§ **WHAT IS REQUIRED**:
Below are some entries; can you quote all of them exactly?

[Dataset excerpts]
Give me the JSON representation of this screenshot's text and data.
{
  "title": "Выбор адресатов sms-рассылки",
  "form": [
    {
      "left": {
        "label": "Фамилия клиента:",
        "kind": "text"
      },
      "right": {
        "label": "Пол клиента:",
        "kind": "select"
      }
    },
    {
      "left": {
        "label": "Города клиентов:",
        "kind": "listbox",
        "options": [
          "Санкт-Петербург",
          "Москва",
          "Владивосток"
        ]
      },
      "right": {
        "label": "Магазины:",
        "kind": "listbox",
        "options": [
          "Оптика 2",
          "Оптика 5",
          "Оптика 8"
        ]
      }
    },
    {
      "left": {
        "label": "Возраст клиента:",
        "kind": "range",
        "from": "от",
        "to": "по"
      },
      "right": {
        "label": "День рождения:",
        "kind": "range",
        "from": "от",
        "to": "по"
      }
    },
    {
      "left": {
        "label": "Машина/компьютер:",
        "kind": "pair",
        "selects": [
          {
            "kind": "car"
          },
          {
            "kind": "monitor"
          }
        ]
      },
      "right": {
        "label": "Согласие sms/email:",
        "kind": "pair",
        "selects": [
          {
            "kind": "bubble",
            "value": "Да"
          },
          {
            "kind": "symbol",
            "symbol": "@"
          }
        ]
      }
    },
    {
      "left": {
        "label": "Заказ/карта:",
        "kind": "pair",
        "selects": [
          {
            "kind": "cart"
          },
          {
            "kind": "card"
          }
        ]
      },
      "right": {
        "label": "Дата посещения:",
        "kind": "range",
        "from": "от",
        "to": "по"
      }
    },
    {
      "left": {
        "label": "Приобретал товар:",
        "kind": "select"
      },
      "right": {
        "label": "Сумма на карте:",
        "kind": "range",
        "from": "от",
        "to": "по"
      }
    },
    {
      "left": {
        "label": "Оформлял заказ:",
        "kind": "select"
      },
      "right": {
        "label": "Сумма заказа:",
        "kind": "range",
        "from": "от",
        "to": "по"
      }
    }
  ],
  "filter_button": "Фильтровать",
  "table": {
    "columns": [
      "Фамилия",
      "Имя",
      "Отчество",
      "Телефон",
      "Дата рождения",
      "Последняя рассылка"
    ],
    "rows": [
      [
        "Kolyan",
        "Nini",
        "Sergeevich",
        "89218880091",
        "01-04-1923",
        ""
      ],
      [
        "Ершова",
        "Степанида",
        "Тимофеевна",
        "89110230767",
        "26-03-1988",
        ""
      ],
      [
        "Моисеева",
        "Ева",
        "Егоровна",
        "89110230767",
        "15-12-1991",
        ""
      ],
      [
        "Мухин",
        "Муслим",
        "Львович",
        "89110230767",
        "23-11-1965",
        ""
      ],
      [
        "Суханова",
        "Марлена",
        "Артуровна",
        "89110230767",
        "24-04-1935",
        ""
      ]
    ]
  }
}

§ **ANSWER TO THE EXERCISE**:
Give me the JSON representation of this screenshot's text and data.
{
  "title": "Выбор адресатов sms-рассылки",
  "form": [
    {
      "left": {
        "label": "Фамилия клиента:",
        "kind": "text"
      },
      "right": {
        "label": "Пол клиента:",
        "kind": "select"
      }
    },
    {
      "left": {
        "label": "Города клиентов:",
        "kind": "listbox",
        "options": [
          "Санкт-Петербург",
          "Москва",
          "Владивосток"
        ]
      },
      "right": {
        "label": "Магазины:",
        "kind": "listbox",
        "options": [
          "Оптика 2",
          "Оптика 5",
          "Оптика 8"
        ]
      }
    },
    {
      "left": {
        "label": "Возраст клиента:",
        "kind": "range",
        "from": "от",
        "to": "по"
      },
      "right": {
        "label": "День рождения:",
        "kind": "range",
        "from": "от",
        "to": "по"
      }
    },
    {
      "left": {
        "label": "Машина/компьютер:",
        "kind": "pair",
        "selects": [
          {
            "kind": "car"
          },
          {
            "kind": "monitor"
          }
        ]
      },
      "right": {
        "label": "Согласие sms/email:",
        "kind": "pair",
        "selects": [
          {
            "kind": "bubble",
            "value": "Да"
          },
          {
            "kind": "symbol",
            "symbol": "@"
          }
        ]
      }
    },
    {
      "left": {
        "label": "Заказ/карта:",
        "kind": "pair",
        "selects": [
          {
            "kind": "cart"
          },
          {
            "kind": "card"
          }
        ]
      },
      "right": {
        "label": "Дата посещения:",
        "kind": "range",
        "from": "от",
        "to": "по"
      }
    },
    {
      "left": {
        "label": "Приобретал товар:",
        "kind": "select"
      },
      "right": {
        "label": "Сумма на карте:",
        "kind": "range",
        "from": "от",
        "to": "по"
      }
    },
    {
      "left": {
        "label": "Оформлял заказ:",
        "kind": "select"
      },
      "right": {
        "label": "Сумма заказа:",
        "kind": "range",
        "from": "от",
        "to": "по"
      }
    }
  ],
  "filter_button": "Фильтровать",
  "table": {
    "columns": [
      "Фамилия",
      "Имя",
      "Отчество",
      "Телефон",
      "Дата рождения",
      "Последняя рассылка"
    ],
    "rows": [
      [
        "Kolyan",
        "Nini",
        "Sergeevich",
        "89218880091",
        "01-04-1923",
        ""
      ],
      [
        "Ершова",
        "Степанида",
        "Тимофеевна",
        "89110230767",
        "26-03-1988",
        ""
      ],
      [
        "Моисеева",
        "Ева",
        "Егоровна",
        "89110230767",
        "15-12-1991",
        ""
      ],
      [
        "Мухин",
        "Муслим",
        "Львович",
        "89110230767",
        "23-11-1965",
        ""
      ],
      [
        "Суханова",
        "Марлена",
        "Артуровна",
        "89110230767",
        "24-04-1935",
        ""
      ]
    ]
  }
}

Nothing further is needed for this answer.